### Provided data

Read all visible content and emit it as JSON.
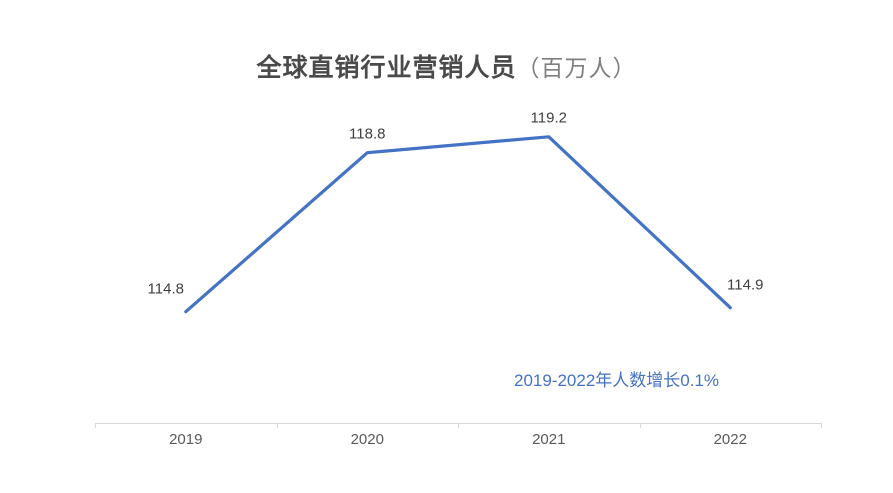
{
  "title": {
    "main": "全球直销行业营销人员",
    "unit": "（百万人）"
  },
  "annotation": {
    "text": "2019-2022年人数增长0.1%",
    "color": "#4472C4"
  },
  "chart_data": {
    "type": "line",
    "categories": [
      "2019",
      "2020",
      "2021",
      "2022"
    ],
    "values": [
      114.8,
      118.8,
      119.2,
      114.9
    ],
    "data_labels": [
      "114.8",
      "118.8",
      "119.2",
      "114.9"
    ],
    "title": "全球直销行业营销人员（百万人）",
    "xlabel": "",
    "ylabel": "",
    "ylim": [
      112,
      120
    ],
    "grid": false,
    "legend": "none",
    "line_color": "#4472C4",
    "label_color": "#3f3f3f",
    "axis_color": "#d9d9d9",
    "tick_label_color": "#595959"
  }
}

######

**Problem statement**.
Copy every line that contains the string "全球直销行业营销人员".

**Task output**.
    "main": "全球直销行业营销人员",
    "title": "全球直销行业营销人员（百万人）",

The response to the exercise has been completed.